■ Exercise task
Where a line contains the string "dniu", copy that line.
· · · ·
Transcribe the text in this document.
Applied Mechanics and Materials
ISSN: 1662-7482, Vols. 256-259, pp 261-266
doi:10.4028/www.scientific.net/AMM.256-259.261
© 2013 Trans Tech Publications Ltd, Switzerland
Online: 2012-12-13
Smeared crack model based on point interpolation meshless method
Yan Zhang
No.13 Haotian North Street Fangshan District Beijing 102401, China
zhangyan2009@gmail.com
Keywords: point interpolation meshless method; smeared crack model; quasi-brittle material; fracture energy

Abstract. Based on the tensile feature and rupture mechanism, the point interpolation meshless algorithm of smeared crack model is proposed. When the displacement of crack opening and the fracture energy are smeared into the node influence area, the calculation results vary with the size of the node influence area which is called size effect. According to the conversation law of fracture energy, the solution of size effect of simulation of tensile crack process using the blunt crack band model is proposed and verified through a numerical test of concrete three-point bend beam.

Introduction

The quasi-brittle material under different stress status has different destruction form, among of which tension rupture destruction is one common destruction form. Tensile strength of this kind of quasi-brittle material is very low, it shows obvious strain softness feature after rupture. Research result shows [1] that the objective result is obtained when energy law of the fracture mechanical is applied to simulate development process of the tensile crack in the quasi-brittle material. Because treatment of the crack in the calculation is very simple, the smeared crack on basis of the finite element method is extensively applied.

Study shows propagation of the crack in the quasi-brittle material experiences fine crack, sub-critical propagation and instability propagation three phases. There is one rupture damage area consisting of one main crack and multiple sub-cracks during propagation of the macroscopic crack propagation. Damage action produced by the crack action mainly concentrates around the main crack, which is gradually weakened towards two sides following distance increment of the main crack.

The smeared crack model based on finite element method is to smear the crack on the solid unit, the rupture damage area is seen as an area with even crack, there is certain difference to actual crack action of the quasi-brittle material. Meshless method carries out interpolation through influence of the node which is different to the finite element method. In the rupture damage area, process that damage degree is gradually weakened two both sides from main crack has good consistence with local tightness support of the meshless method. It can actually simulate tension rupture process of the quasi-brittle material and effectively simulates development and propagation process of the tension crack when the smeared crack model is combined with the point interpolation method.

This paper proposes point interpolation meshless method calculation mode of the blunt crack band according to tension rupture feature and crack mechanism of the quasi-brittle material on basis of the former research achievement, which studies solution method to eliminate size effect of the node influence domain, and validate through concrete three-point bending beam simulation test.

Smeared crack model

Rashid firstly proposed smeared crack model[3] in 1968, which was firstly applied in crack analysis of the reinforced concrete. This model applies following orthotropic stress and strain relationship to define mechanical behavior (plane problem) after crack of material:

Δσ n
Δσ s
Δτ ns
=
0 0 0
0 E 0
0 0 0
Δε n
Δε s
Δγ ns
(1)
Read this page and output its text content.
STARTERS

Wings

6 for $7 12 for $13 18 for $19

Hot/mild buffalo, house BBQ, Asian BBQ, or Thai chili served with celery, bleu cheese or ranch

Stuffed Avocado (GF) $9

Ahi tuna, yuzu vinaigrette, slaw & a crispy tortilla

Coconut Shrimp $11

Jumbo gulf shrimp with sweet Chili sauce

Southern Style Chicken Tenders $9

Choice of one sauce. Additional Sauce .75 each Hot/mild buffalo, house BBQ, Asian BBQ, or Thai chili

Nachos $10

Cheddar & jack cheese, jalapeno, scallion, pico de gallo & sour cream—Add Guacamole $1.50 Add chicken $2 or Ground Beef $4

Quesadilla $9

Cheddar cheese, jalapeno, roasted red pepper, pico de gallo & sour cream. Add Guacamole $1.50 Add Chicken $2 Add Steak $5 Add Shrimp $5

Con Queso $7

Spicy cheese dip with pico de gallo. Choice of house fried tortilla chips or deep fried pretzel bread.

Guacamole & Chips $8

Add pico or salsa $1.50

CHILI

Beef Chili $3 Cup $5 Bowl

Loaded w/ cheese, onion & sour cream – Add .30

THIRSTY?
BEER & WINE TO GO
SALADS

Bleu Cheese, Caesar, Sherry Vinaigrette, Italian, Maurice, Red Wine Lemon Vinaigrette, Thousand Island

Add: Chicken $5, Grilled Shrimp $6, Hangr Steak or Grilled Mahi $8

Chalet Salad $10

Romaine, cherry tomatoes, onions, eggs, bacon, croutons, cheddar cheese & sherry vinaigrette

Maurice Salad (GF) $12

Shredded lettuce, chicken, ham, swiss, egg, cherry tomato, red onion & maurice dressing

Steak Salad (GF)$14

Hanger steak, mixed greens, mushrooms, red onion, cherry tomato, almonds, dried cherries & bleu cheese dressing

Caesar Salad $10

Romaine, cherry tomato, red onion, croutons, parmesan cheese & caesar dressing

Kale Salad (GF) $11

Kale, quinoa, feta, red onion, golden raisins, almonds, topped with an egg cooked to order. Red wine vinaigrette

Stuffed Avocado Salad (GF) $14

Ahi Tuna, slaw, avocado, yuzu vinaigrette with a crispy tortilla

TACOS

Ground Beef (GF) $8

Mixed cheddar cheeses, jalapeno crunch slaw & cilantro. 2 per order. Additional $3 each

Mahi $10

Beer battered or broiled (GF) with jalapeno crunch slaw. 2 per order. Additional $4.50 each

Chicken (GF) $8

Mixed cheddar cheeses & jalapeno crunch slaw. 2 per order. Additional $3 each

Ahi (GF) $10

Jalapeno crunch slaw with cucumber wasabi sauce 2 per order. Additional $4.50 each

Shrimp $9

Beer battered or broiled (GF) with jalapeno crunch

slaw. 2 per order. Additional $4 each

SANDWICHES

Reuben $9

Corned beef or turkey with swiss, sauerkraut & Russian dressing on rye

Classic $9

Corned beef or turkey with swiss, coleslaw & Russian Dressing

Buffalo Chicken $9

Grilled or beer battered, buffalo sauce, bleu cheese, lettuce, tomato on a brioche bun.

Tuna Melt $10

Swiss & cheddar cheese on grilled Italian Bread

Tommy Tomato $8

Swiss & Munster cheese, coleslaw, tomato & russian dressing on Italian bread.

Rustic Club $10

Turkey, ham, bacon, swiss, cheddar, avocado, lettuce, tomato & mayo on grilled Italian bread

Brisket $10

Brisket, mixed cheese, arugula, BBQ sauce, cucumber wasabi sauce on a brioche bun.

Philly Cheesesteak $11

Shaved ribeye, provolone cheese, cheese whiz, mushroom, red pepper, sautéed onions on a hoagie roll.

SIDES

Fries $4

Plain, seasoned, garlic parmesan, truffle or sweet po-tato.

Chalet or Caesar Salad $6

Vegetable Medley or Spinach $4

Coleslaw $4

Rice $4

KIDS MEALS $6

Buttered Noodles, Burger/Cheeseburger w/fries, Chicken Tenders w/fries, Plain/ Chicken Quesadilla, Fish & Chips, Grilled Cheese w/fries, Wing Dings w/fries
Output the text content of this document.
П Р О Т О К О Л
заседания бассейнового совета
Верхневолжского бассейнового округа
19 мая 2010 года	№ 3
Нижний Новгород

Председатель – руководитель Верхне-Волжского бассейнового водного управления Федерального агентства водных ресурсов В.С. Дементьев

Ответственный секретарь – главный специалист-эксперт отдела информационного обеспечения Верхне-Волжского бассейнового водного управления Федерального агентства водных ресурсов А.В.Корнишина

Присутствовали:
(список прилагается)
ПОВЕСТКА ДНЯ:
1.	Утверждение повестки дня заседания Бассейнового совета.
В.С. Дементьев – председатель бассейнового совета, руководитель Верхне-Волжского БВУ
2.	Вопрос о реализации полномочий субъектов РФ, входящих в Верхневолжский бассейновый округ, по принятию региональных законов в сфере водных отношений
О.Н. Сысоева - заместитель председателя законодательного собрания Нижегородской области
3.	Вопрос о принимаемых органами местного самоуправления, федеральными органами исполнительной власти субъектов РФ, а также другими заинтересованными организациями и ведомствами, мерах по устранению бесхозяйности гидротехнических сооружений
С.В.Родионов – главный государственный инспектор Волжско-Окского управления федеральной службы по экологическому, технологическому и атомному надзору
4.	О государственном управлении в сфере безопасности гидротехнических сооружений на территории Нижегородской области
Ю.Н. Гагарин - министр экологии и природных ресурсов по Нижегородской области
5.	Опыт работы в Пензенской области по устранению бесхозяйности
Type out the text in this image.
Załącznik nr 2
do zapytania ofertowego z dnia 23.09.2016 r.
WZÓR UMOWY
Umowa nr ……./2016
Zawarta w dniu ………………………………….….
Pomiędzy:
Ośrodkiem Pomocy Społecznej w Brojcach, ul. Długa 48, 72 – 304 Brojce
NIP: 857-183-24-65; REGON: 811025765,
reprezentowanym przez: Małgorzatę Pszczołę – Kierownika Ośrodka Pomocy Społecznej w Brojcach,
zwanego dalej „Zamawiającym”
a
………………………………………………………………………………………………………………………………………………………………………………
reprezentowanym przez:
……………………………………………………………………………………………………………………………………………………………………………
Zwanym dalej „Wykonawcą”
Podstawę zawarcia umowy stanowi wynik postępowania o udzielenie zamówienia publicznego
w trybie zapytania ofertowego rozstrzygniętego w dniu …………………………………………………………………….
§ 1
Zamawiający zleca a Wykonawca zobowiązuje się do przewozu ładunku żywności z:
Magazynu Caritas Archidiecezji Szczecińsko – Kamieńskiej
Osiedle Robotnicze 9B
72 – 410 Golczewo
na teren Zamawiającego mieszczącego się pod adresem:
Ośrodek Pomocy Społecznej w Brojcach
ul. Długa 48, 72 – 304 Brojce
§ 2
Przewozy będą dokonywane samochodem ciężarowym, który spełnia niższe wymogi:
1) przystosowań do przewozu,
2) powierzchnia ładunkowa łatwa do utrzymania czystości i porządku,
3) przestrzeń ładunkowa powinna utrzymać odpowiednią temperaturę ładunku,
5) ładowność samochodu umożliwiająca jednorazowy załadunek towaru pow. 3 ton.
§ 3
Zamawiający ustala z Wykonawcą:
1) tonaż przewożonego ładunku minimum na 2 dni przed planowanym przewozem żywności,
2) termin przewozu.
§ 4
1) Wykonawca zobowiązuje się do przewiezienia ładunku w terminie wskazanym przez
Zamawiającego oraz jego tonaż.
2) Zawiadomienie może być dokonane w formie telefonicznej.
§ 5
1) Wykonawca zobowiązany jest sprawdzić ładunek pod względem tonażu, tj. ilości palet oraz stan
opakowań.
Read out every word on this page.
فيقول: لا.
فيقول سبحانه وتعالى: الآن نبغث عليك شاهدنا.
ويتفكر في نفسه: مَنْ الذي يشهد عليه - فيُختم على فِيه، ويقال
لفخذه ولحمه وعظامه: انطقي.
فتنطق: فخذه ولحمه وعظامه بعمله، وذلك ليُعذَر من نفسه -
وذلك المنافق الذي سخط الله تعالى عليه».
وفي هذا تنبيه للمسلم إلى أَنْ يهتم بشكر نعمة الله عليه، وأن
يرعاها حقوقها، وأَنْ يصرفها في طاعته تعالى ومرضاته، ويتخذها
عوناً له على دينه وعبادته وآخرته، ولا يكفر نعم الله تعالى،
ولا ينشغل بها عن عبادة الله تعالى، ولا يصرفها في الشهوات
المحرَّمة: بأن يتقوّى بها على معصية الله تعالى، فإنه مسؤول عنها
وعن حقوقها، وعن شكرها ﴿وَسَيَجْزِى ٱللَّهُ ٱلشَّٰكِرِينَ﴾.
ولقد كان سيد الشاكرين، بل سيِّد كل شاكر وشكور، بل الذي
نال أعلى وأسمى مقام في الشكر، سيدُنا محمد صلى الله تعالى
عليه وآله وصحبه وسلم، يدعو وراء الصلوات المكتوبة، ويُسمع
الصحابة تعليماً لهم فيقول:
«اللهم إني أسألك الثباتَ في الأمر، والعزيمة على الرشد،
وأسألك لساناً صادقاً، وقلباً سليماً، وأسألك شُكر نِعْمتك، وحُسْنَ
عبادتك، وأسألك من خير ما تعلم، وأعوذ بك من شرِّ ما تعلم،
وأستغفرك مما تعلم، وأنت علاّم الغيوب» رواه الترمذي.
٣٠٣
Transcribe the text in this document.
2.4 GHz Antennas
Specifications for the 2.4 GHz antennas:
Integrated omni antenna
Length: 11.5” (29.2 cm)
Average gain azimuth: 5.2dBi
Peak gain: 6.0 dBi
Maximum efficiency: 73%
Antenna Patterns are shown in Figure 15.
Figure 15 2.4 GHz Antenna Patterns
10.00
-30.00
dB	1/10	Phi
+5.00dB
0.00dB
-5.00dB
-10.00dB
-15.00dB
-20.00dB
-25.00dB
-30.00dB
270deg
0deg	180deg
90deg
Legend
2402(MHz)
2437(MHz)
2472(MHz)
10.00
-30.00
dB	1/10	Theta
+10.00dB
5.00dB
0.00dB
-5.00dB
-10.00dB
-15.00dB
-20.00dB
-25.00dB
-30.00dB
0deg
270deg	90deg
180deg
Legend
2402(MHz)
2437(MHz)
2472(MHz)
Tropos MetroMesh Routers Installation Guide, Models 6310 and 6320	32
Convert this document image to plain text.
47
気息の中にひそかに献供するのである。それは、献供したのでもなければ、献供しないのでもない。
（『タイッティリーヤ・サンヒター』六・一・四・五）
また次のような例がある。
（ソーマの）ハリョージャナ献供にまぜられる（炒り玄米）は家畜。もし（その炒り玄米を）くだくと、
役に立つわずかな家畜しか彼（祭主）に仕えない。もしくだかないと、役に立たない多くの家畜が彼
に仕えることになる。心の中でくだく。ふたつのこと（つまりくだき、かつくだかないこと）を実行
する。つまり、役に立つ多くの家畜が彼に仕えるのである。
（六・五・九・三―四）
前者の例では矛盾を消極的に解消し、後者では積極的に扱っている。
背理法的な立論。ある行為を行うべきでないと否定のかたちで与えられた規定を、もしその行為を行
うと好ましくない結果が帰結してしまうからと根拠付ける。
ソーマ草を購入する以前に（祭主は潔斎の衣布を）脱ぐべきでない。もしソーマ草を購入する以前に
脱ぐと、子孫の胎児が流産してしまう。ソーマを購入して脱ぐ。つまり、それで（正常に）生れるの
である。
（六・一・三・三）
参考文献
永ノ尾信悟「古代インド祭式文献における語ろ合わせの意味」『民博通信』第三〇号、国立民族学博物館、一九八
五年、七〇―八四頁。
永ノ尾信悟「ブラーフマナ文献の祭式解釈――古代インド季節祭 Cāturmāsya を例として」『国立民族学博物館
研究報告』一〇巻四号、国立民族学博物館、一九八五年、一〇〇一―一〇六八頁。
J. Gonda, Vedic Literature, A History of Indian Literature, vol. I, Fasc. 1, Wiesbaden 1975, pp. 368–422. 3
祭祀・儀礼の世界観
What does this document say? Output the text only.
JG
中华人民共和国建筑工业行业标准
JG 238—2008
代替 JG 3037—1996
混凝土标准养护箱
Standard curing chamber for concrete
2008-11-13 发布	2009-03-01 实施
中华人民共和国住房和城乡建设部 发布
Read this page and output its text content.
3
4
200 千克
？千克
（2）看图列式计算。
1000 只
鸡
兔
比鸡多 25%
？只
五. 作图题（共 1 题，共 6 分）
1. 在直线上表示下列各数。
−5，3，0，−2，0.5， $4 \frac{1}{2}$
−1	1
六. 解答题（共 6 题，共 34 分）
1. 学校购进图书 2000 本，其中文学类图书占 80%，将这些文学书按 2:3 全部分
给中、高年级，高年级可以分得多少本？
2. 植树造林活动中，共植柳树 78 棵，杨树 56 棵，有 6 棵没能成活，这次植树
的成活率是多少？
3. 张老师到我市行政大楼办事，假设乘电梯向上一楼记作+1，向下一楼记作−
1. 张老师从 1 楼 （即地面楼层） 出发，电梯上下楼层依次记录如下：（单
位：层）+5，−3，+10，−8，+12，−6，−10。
· · · ·
■ Reply
Zawarta w dniu ………………………………….….
w trybie zapytania ofertowego rozstrzygniętego w dniu …………………………………………………………………….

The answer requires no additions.